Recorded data
·····

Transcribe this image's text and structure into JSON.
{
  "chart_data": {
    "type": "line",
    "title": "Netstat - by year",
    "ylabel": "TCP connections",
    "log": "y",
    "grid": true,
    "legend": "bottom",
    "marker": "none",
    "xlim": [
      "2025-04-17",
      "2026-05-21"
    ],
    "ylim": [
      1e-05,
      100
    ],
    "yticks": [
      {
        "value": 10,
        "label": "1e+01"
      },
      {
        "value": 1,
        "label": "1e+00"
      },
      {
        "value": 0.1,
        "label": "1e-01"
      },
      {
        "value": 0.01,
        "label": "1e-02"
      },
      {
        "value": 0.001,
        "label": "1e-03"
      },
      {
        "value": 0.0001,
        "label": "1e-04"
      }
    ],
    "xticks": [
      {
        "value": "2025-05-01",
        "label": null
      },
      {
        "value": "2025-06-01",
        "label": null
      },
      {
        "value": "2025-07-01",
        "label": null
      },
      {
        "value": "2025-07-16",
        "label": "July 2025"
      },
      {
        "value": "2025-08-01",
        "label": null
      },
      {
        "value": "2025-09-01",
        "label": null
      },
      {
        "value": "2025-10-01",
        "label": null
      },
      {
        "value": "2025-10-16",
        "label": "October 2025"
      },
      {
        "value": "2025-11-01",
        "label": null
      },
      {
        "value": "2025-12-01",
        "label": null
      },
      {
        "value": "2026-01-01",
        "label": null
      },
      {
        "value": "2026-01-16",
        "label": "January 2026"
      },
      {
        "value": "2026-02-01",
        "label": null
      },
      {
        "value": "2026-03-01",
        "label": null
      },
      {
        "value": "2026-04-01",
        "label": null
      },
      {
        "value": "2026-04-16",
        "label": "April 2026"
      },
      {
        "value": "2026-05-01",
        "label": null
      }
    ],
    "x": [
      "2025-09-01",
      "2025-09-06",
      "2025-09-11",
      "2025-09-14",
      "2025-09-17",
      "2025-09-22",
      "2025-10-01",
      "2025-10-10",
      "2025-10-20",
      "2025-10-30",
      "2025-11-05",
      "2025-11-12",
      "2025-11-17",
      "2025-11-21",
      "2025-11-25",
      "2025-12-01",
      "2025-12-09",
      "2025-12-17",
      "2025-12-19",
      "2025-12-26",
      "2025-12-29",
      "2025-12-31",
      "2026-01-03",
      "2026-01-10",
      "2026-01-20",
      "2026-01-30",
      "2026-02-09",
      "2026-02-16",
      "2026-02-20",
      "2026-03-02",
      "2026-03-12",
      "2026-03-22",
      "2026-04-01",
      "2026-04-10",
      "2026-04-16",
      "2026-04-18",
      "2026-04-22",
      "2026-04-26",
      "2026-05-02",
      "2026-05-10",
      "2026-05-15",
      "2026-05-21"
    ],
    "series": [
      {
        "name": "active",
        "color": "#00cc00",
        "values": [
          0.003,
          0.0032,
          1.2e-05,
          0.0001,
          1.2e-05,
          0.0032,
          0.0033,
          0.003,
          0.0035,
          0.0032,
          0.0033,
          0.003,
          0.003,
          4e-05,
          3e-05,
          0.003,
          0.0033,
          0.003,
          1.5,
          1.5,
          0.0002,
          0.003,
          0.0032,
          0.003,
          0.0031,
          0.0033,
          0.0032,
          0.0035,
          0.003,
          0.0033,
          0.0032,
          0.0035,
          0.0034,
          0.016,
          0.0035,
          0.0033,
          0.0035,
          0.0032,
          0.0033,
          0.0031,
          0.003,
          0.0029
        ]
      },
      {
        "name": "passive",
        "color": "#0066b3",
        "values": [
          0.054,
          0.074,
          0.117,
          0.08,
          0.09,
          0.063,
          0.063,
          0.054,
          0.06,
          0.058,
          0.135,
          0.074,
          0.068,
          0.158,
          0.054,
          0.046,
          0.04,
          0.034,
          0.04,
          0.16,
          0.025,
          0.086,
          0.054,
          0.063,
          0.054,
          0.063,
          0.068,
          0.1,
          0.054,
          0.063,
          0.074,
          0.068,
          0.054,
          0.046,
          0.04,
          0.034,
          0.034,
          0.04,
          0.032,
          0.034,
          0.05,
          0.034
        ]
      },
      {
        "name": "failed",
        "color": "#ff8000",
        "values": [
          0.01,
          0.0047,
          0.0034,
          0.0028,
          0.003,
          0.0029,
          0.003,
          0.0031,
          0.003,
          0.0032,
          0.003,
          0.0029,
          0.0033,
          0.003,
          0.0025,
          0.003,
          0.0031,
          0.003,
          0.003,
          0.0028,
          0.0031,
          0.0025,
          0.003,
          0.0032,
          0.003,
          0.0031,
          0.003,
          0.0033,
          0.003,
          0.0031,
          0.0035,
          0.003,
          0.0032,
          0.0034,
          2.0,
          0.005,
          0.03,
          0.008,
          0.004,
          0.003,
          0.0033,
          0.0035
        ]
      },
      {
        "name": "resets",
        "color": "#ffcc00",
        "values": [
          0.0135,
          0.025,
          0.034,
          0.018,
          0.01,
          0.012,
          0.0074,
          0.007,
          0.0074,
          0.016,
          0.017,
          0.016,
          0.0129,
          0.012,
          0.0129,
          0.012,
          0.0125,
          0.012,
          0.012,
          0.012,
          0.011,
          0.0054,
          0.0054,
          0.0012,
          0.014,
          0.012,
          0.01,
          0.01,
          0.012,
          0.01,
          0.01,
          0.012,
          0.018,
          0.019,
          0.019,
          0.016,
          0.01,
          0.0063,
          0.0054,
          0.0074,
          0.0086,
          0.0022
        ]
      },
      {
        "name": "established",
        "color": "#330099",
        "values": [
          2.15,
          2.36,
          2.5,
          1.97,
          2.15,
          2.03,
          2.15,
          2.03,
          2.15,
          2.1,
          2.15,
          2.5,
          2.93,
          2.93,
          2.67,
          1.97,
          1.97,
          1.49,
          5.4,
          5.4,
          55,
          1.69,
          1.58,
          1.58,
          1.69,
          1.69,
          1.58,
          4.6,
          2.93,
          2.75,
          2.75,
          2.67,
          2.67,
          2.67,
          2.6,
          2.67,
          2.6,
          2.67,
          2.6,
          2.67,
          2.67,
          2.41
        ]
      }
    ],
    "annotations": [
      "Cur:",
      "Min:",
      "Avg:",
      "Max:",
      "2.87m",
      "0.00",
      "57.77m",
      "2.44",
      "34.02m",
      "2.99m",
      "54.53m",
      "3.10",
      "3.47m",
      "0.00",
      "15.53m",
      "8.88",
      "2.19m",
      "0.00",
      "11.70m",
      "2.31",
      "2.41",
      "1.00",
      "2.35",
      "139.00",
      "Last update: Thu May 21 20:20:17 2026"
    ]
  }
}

·····

> [TASK INSTRUCTIONS]: Extract each record, keeping it identical to the original.

> [REPLY]:
Transcribe this image's text and structure into JSON.
{
  "chart_data": {
    "type": "line",
    "title": "Netstat - by year",
    "ylabel": "TCP connections",
    "log": "y",
    "grid": true,
    "legend": "bottom",
    "marker": "none",
    "xlim": [
      "2025-04-17",
      "2026-05-21"
    ],
    "ylim": [
      1e-05,
      100
    ],
    "yticks": [
      {
        "value": 10,
        "label": "1e+01"
      },
      {
        "value": 1,
        "label": "1e+00"
      },
      {
        "value": 0.1,
        "label": "1e-01"
      },
      {
        "value": 0.01,
        "label": "1e-02"
      },
      {
        "value": 0.001,
        "label": "1e-03"
      },
      {
        "value": 0.0001,
        "label": "1e-04"
      }
    ],
    "xticks": [
      {
        "value": "2025-05-01",
        "label": null
      },
      {
        "value": "2025-06-01",
        "label": null
      },
      {
        "value": "2025-07-01",
        "label": null
      },
      {
        "value": "2025-07-16",
        "label": "July 2025"
      },
      {
        "value": "2025-08-01",
        "label": null
      },
      {
        "value": "2025-09-01",
        "label": null
      },
      {
        "value": "2025-10-01",
        "label": null
      },
      {
        "value": "2025-10-16",
        "label": "October 2025"
      },
      {
        "value": "2025-11-01",
        "label": null
      },
      {
        "value": "2025-12-01",
        "label": null
      },
      {
        "value": "2026-01-01",
        "label": null
      },
      {
        "value": "2026-01-16",
        "label": "January 2026"
      },
      {
        "value": "2026-02-01",
        "label": null
      },
      {
        "value": "2026-03-01",
        "label": null
      },
      {
        "value": "2026-04-01",
        "label": null
      },
      {
        "value": "2026-04-16",
        "label": "April 2026"
      },
      {
        "value": "2026-05-01",
        "label": null
      }
    ],
    "x": [
      "2025-09-01",
      "2025-09-06",
      "2025-09-11",
      "2025-09-14",
      "2025-09-17",
      "2025-09-22",
      "2025-10-01",
      "2025-10-10",
      "2025-10-20",
      "2025-10-30",
      "2025-11-05",
      "2025-11-12",
      "2025-11-17",
      "2025-11-21",
      "2025-11-25",
      "2025-12-01",
      "2025-12-09",
      "2025-12-17",
      "2025-12-19",
      "2025-12-26",
      "2025-12-29",
      "2025-12-31",
      "2026-01-03",
      "2026-01-10",
      "2026-01-20",
      "2026-01-30",
      "2026-02-09",
      "2026-02-16",
      "2026-02-20",
      "2026-03-02",
      "2026-03-12",
      "2026-03-22",
      "2026-04-01",
      "2026-04-10",
      "2026-04-16",
      "2026-04-18",
      "2026-04-22",
      "2026-04-26",
      "2026-05-02",
      "2026-05-10",
      "2026-05-15",
      "2026-05-21"
    ],
    "series": [
      {
        "name": "active",
        "color": "#00cc00",
        "values": [
          0.003,
          0.0032,
          1.2e-05,
          0.0001,
          1.2e-05,
          0.0032,
          0.0033,
          0.003,
          0.0035,
          0.0032,
          0.0033,
          0.003,
          0.003,
          4e-05,
          3e-05,
          0.003,
          0.0033,
          0.003,
          1.5,
          1.5,
          0.0002,
          0.003,
          0.0032,
          0.003,
          0.0031,
          0.0033,
          0.0032,
          0.0035,
          0.003,
          0.0033,
          0.0032,
          0.0035,
          0.0034,
          0.016,
          0.0035,
          0.0033,
          0.0035,
          0.0032,
          0.0033,
          0.0031,
          0.003,
          0.0029
        ]
      },
      {
        "name": "passive",
        "color": "#0066b3",
        "values": [
          0.054,
          0.074,
          0.117,
          0.08,
          0.09,
          0.063,
          0.063,
          0.054,
          0.06,
          0.058,
          0.135,
          0.074,
          0.068,
          0.158,
          0.054,
          0.046,
          0.04,
          0.034,
          0.04,
          0.16,
          0.025,
          0.086,
          0.054,
          0.063,
          0.054,
          0.063,
          0.068,
          0.1,
          0.054,
          0.063,
          0.074,
          0.068,
          0.054,
          0.046,
          0.04,
          0.034,
          0.034,
          0.04,
          0.032,
          0.034,
          0.05,
          0.034
        ]
      },
      {
        "name": "failed",
        "color": "#ff8000",
        "values": [
          0.01,
          0.0047,
          0.0034,
          0.0028,
          0.003,
          0.0029,
          0.003,
          0.0031,
          0.003,
          0.0032,
          0.003,
          0.0029,
          0.0033,
          0.003,
          0.0025,
          0.003,
          0.0031,
          0.003,
          0.003,
          0.0028,
          0.0031,
          0.0025,
          0.003,
          0.0032,
          0.003,
          0.0031,
          0.003,
          0.0033,
          0.003,
          0.0031,
          0.0035,
          0.003,
          0.0032,
          0.0034,
          2.0,
          0.005,
          0.03,
          0.008,
          0.004,
          0.003,
          0.0033,
          0.0035
        ]
      },
      {
        "name": "resets",
        "color": "#ffcc00",
        "values": [
          0.0135,
          0.025,
          0.034,
          0.018,
          0.01,
          0.012,
          0.0074,
          0.007,
          0.0074,
          0.016,
          0.017,
          0.016,
          0.0129,
          0.012,
          0.0129,
          0.012,
          0.0125,
          0.012,
          0.012,
          0.012,
          0.011,
          0.0054,
          0.0054,
          0.0012,
          0.014,
          0.012,
          0.01,
          0.01,
          0.012,
          0.01,
          0.01,
          0.012,
          0.018,
          0.019,
          0.019,
          0.016,
          0.01,
          0.0063,
          0.0054,
          0.0074,
          0.0086,
          0.0022
        ]
      },
      {
        "name": "established",
        "color": "#330099",
        "values": [
          2.15,
          2.36,
          2.5,
          1.97,
          2.15,
          2.03,
          2.15,
          2.03,
          2.15,
          2.1,
          2.15,
          2.5,
          2.93,
          2.93,
          2.67,
          1.97,
          1.97,
          1.49,
          5.4,
          5.4,
          55,
          1.69,
          1.58,
          1.58,
          1.69,
          1.69,
          1.58,
          4.6,
          2.93,
          2.75,
          2.75,
          2.67,
          2.67,
          2.67,
          2.6,
          2.67,
          2.6,
          2.67,
          2.6,
          2.67,
          2.67,
          2.41
        ]
      }
    ],
    "annotations": [
      "Cur:",
      "Min:",
      "Avg:",
      "Max:",
      "2.87m",
      "0.00",
      "57.77m",
      "2.44",
      "34.02m",
      "2.99m",
      "54.53m",
      "3.10",
      "3.47m",
      "0.00",
      "15.53m",
      "8.88",
      "2.19m",
      "0.00",
      "11.70m",
      "2.31",
      "2.41",
      "1.00",
      "2.35",
      "139.00",
      "Last update: Thu May 21 20:20:17 2026"
    ]
  }
}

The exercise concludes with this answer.